#### Gösterilen Metin ####
Hababam Sınıfı’nın bende klasik olmuş sahnelerindendir, edebiyat hocası Mehmet Bülbül’ü oynayan İlyas Salman’ın saf aşık Kerem’e söylediği sözler..
Tayini Özel Çamlıca Lisesi’ne çıkan edebiyat hocası Mehmet Bülbül, dersten önce saf aşık Kerem’in tahtaya yazdığı şiir mısralarını okur.
Sonrada unutulmaz diyaloglar arasına giren o cümleleri söyler, saf aşık Kerem’e;
Oğlum sana silah zoruyla mı yazdırıyorlar bu şiirleri? Şiir yazmaya mecbur musun?
Ardından da “bu ne ya” sözleriyle attığı o güzel kahkaha gelir kulaklarıma..
***
Filmdeki “Şiir yazmaya mecbur musun?” cümlesi, benim de farklı özneleri kullanarak zaman zaman kendime sorduğum bir soru olmuştur.
####
**İstenen Görev:** Hababam Sınıfı yazısında "Hababam Sınıfı’nın bende" ile "bir soru olmuştur." arasındaki kısmı, bu ikisi de dahil olmak üzere yeniden yazın ve "edebiyat hocası" ifadesini "Türkçe öğretmeni" ile değiştirin.
#### Toplanan Veriler ####
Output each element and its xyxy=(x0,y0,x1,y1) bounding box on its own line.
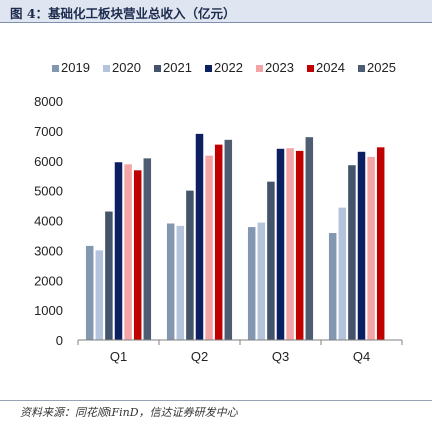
####
**Örnek Çözüm:**
Hababam Sınıfı’nın bende klasik olmuş sahnelerindendir, Türkçe öğretmeni Mehmet Bülbül’ü oynayan İlyas Salman’ın saf aşık Kerem’e söylediği sözler..
Tayini Özel Çamlıca Lisesi’ne çıkan Türkçe öğretmeni Mehmet Bülbül, dersten önce saf aşık Kerem’in tahtaya yazdığı şiir mısralarını okur.
Sonrada unutulmaz diyaloglar arasına giren o cümleleri söyler, saf aşık Kerem’e;
Oğlum sana silah zoruyla mı yazdırıyorlar bu şiirleri? Şiir yazmaya mecbur musun?
Ardından da “bu ne ya” sözleriyle attığı o güzel kahkaha gelir kulaklarıma..
***
Filmdeki “Şiir yazmaya mecbur musun?” cümlesi, benim de farklı özneleri kullanarak zaman zaman kendime sorduğum bir soru olmuştur.